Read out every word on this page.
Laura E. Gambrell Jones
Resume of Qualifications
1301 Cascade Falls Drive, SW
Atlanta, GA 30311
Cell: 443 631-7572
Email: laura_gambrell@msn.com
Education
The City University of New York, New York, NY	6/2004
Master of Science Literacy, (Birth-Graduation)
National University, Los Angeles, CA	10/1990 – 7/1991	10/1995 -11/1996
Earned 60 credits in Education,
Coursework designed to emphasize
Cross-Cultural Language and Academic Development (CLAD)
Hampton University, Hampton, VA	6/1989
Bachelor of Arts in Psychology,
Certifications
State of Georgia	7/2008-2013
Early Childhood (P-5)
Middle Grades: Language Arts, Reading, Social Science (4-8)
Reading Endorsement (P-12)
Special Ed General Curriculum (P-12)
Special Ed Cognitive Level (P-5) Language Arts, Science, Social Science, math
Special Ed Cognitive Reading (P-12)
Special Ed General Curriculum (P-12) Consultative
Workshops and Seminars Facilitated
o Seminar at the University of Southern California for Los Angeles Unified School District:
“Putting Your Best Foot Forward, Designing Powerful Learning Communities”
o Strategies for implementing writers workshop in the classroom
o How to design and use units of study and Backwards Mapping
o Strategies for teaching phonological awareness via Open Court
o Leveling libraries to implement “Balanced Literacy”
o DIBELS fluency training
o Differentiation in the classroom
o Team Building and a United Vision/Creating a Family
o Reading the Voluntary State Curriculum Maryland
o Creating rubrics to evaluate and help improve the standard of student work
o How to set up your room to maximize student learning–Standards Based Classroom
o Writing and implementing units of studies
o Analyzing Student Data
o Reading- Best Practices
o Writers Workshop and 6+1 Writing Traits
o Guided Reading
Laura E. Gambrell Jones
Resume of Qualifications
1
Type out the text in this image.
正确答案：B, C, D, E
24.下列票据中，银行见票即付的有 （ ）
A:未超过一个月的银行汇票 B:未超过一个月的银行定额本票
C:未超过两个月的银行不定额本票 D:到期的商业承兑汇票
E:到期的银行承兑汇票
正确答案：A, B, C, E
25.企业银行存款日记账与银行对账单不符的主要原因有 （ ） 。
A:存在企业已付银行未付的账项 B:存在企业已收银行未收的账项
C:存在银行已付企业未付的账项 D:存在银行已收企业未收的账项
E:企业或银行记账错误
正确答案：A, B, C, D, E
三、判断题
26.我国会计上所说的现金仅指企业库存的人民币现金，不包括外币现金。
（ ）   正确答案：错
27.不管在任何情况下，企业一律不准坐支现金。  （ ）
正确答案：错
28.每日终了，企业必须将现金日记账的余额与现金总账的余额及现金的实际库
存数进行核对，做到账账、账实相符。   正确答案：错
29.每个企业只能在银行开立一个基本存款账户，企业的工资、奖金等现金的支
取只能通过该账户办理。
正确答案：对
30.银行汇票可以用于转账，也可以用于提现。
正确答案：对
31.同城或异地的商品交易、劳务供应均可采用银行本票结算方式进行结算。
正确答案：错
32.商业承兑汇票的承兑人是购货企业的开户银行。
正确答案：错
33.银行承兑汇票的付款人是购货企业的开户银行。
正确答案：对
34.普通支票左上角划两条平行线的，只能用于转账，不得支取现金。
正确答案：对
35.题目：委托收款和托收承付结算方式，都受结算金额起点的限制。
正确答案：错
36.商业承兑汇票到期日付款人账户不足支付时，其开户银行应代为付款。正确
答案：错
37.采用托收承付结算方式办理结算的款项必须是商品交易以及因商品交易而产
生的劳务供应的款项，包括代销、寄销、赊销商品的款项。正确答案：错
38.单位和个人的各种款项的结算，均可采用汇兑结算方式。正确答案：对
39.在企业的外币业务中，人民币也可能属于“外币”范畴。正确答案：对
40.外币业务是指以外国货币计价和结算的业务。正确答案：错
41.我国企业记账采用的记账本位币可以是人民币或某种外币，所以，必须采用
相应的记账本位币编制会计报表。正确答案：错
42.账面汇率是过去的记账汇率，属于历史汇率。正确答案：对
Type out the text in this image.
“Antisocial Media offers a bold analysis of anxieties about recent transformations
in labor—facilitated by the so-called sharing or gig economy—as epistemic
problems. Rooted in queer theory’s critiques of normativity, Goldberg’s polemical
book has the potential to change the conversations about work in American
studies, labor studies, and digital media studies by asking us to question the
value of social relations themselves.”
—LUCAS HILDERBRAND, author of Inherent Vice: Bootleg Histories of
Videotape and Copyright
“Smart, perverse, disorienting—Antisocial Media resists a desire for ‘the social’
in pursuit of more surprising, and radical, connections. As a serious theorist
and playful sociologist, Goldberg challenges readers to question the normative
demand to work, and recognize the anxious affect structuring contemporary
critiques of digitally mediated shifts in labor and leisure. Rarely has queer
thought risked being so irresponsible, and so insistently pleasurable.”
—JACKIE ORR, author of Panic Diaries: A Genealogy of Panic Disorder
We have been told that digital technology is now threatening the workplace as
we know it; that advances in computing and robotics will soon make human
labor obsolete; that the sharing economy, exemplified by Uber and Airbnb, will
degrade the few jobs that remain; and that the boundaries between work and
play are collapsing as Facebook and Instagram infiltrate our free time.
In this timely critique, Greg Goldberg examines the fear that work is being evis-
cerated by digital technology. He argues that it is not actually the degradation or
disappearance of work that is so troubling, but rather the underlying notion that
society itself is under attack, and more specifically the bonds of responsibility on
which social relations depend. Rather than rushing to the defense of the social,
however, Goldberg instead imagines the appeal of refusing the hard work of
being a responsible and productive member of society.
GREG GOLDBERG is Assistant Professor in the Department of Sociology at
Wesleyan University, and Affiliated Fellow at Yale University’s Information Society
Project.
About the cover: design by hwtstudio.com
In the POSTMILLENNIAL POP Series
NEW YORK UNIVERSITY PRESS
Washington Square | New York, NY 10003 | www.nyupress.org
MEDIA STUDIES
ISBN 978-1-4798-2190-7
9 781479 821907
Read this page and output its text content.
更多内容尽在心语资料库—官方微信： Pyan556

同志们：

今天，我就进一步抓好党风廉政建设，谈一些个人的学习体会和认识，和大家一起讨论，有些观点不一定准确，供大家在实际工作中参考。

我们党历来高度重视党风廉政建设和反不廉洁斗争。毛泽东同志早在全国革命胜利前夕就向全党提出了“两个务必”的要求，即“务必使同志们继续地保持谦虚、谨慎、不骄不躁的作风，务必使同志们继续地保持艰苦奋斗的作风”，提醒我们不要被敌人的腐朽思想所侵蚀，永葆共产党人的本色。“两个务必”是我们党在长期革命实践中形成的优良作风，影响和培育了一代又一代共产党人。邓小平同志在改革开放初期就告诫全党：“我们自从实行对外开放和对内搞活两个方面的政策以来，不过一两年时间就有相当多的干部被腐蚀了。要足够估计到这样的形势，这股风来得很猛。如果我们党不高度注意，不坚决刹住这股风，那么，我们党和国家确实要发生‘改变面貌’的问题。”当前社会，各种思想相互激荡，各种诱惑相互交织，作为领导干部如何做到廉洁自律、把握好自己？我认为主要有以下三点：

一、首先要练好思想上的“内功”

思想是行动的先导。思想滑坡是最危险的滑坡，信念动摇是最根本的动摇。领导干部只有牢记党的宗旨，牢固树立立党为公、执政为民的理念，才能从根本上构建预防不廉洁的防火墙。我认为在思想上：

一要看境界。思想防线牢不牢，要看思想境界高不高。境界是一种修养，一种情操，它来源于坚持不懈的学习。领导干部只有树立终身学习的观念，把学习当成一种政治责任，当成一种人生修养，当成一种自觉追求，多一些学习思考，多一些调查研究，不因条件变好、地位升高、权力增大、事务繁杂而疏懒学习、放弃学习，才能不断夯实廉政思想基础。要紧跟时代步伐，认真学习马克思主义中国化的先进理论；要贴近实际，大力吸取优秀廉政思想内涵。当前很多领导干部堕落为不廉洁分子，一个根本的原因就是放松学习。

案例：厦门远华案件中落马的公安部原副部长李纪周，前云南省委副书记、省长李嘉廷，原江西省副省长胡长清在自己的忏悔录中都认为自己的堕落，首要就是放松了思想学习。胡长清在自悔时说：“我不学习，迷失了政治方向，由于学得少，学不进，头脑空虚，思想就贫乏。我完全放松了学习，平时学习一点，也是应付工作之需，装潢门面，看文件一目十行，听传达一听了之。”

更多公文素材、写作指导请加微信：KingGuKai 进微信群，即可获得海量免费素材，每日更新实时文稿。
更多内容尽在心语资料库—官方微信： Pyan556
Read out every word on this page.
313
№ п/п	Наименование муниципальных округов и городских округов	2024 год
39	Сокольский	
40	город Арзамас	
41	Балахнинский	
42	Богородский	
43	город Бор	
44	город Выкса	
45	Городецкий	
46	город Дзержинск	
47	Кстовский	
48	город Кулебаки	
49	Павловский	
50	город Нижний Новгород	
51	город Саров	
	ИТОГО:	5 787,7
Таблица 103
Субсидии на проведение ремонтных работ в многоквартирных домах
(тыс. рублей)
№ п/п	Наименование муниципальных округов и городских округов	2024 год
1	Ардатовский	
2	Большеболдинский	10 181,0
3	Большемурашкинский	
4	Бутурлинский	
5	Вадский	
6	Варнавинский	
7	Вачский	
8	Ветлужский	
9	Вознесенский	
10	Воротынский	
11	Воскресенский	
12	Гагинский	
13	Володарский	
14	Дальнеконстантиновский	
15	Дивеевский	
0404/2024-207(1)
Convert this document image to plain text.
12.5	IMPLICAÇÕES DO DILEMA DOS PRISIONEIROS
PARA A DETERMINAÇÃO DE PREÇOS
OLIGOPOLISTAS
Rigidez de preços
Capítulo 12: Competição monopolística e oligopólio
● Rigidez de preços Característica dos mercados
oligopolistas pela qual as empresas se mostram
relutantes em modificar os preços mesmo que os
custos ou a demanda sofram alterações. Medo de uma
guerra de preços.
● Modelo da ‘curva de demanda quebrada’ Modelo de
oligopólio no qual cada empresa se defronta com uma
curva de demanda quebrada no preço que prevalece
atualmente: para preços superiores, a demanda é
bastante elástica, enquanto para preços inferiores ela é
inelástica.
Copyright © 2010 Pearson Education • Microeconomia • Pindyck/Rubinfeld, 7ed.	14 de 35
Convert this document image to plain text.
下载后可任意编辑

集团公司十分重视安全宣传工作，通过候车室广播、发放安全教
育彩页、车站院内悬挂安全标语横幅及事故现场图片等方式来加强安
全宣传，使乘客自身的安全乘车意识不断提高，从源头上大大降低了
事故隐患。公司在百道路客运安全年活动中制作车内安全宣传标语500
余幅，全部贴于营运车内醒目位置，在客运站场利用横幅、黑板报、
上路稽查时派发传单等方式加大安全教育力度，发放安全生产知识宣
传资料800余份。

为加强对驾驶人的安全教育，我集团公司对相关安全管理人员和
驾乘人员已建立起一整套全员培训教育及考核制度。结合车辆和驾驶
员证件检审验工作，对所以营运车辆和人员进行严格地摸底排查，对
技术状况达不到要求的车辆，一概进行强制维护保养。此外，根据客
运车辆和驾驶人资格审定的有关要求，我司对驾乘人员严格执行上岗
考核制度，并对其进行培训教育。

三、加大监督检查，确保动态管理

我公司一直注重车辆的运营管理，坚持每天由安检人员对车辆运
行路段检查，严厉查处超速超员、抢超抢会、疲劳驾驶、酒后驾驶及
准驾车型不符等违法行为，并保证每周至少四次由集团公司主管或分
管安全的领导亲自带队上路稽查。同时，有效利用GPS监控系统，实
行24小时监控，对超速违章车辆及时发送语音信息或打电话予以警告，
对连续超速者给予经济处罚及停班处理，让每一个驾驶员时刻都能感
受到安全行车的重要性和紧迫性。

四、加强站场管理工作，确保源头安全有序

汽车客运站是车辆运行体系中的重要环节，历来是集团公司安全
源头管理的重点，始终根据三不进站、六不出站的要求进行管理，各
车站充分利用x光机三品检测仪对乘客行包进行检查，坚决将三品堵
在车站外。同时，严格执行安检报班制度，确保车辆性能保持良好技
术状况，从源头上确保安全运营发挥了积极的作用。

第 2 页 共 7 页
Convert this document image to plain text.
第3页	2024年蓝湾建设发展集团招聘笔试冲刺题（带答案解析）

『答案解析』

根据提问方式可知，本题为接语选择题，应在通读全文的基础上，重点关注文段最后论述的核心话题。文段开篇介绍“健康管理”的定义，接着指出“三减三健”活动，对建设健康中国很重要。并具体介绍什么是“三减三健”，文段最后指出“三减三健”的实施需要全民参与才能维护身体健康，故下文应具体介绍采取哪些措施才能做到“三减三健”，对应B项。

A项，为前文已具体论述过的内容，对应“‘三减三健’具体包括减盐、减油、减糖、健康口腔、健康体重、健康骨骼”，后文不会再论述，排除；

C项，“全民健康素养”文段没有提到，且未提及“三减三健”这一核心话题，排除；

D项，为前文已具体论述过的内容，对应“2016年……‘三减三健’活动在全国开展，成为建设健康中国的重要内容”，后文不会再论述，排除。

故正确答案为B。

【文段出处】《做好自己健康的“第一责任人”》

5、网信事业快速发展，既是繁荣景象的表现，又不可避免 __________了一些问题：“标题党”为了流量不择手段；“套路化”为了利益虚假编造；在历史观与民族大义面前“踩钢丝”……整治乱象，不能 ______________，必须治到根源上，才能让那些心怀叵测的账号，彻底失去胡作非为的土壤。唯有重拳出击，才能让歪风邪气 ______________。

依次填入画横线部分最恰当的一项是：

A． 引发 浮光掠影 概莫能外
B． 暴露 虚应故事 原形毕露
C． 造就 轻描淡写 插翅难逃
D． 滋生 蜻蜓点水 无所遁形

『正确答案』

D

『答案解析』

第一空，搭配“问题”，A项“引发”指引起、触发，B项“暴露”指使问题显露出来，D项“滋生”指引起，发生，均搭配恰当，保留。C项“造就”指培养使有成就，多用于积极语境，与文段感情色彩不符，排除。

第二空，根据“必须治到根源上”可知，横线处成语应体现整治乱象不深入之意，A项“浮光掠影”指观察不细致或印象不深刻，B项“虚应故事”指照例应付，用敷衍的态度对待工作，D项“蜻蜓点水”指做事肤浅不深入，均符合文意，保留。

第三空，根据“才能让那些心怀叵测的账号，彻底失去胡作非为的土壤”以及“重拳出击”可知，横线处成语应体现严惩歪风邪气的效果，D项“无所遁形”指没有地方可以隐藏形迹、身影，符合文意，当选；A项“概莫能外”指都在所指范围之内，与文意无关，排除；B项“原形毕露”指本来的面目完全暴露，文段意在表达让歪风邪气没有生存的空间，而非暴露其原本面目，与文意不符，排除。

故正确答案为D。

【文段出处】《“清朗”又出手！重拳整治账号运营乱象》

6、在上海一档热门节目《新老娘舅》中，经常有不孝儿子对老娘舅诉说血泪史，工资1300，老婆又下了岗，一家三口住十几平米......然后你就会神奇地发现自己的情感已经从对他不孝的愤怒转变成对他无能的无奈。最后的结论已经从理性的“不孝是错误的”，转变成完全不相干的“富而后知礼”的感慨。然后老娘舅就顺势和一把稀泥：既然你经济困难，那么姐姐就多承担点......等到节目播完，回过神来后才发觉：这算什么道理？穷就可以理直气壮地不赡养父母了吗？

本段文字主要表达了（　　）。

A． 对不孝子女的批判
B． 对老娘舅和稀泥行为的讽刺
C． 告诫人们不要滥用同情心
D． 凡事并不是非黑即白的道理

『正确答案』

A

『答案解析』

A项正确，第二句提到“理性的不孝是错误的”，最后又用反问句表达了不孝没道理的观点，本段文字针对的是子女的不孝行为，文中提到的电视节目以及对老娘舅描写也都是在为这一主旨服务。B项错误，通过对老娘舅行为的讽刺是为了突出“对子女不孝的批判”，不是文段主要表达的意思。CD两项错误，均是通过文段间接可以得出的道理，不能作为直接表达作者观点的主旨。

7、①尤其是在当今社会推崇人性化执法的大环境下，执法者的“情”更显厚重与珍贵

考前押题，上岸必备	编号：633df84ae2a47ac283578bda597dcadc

···

Written instruction:
All lines of the data above that include the word "必须治到根源上" must be shown.

Solution to this task:
5、网信事业快速发展，既是繁荣景象的表现，又不可避免 __________了一些问题：“标题党”为了流量不择手段；“套路化”为了利益虚假编造；在历史观与民族大义面前“踩钢丝”……整治乱象，不能 ______________，必须治到根源上，才能让那些心怀叵测的账号，彻底失去胡作非为的土壤。唯有重拳出击，才能让歪风邪气 ______________。
第二空，根据“必须治到根源上”可知，横线处成语应体现整治乱象不深入之意，A项“浮光掠影”指观察不细致或印象不深刻，B项“虚应故事”指照例应付，用敷衍的态度对待工作，D项“蜻蜓点水”指做事肤浅不深入，均符合文意，保留。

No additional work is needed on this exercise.